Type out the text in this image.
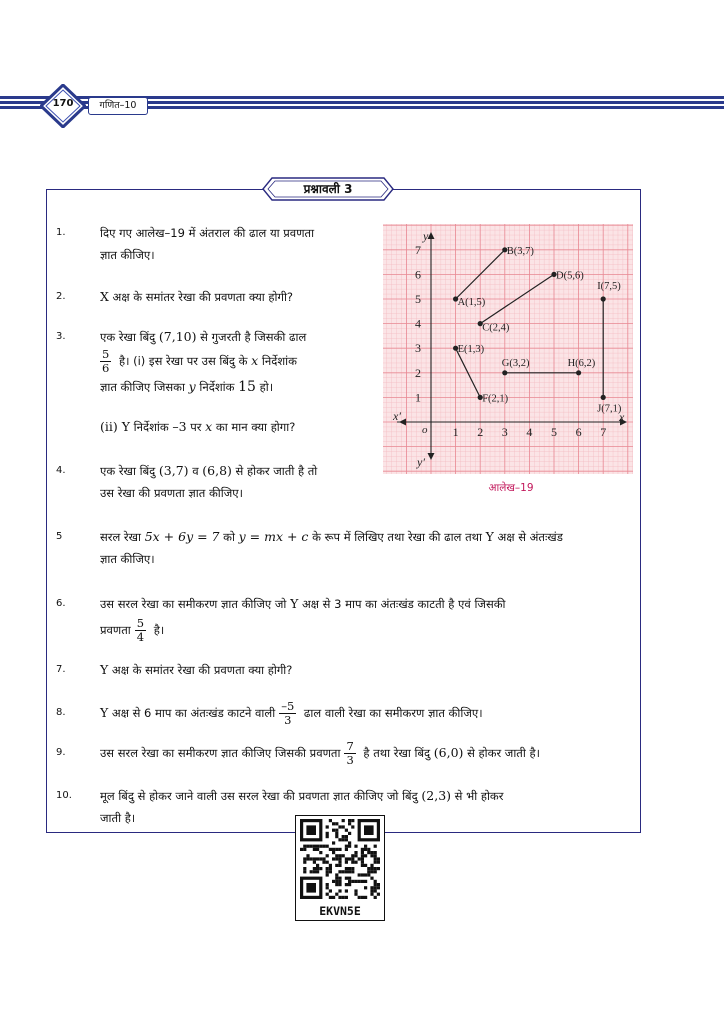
170	गणित–10
प्रश्नावली 3
1.	दिए गए आलेख–19 में अंतराल की ढाल या प्रवणता
ज्ञात कीजिए।
2.	X अक्ष के समांतर रेखा की प्रवणता क्या होगी?
3.	एक रेखा बिंदु (7,10) से गुजरती है जिसकी ढाल
$\frac{5}{6}$ है। (i) इस रेखा पर उस बिंदु के x निर्देशांक
ज्ञात कीजिए जिसका y निर्देशांक 15 हो।
(ii) Y निर्देशांक –3 पर x का मान क्या होगा?
4.	एक रेखा बिंदु (3,7) व (6,8) से होकर जाती है तो
उस रेखा की प्रवणता ज्ञात कीजिए।
5	सरल रेखा 5x + 6y = 7 को y = mx + c के रूप में लिखिए तथा रेखा की ढाल तथा Y अक्ष से अंतःखंड
ज्ञात कीजिए।
6.	उस सरल रेखा का समीकरण ज्ञात कीजिए जो Y अक्ष से 3 माप का अंतःखंड काटती है एवं जिसकी
प्रवणता $\frac{5}{4}$ है।
7.	Y अक्ष के समांतर रेखा की प्रवणता क्या होगी?
8.	Y अक्ष से 6 माप का अंतःखंड काटने वाली $\frac{-5}{3}$ ढाल वाली रेखा का समीकरण ज्ञात कीजिए।
9.	उस सरल रेखा का समीकरण ज्ञात कीजिए जिसकी प्रवणता $\frac{7}{3}$ है तथा रेखा बिंदु (6,0) से होकर जाती है।
10. मूल बिंदु से होकर जाने वाली उस सरल रेखा की प्रवणता ज्ञात कीजिए जो बिंदु (2,3) से भी होकर
जाती है।
x
x′
y
y′
o 1 2 3 4 5 6 7
1
2
3
4
5
6
7
A(1,5)
B(3,7)
C(2,4)
D(5,6)
E(1,3)
F(2,1)
G(3,2)	H(6,2)
I(7,5)
J(7,1)
आलेख–19
EKVN5E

--*--

- WHAT YOU HAVE TO DO
Pick out the lines that contain "रवणत" and copy them.

- ANSWER TO THE TASK
1.	दिए गए आलेख–19 में अंतराल की ढाल या प्रवणता
2.	X अक्ष के समांतर रेखा की प्रवणता क्या होगी?
उस रेखा की प्रवणता ज्ञात कीजिए।
प्रवणता $\frac{5}{4}$ है।
7.	Y अक्ष के समांतर रेखा की प्रवणता क्या होगी?
9.	उस सरल रेखा का समीकरण ज्ञात कीजिए जिसकी प्रवणता $\frac{7}{3}$ है तथा रेखा बिंदु (6,0) से होकर जाती है।
10. मूल बिंदु से होकर जाने वाली उस सरल रेखा की प्रवणता ज्ञात कीजिए जो बिंदु (2,3) से भी होकर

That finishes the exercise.